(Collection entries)
## BEGIN
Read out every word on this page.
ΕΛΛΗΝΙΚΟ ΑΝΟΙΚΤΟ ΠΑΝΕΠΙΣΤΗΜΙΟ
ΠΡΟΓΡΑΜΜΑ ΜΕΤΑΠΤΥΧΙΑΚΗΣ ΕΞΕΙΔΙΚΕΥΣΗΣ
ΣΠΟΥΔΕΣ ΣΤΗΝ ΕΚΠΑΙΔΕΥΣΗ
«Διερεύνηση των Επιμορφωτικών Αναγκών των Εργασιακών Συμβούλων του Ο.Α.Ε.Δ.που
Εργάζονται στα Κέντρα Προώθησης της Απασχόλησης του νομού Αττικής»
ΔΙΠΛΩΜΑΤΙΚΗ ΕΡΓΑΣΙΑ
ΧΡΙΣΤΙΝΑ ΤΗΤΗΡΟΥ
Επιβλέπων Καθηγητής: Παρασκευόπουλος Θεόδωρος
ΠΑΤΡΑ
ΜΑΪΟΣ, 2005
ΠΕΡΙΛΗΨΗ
## END
### Job
Extract all of the data above and output it character for character.

### Response to the task
Read out every word on this page.
ΕΛΛΗΝΙΚΟ ΑΝΟΙΚΤΟ ΠΑΝΕΠΙΣΤΗΜΙΟ
ΠΡΟΓΡΑΜΜΑ ΜΕΤΑΠΤΥΧΙΑΚΗΣ ΕΞΕΙΔΙΚΕΥΣΗΣ
ΣΠΟΥΔΕΣ ΣΤΗΝ ΕΚΠΑΙΔΕΥΣΗ
«Διερεύνηση των Επιμορφωτικών Αναγκών των Εργασιακών Συμβούλων του Ο.Α.Ε.Δ.που
Εργάζονται στα Κέντρα Προώθησης της Απασχόλησης του νομού Αττικής»
ΔΙΠΛΩΜΑΤΙΚΗ ΕΡΓΑΣΙΑ
ΧΡΙΣΤΙΝΑ ΤΗΤΗΡΟΥ
Επιβλέπων Καθηγητής: Παρασκευόπουλος Θεόδωρος
ΠΑΤΡΑ
ΜΑΪΟΣ, 2005
ΠΕΡΙΛΗΨΗ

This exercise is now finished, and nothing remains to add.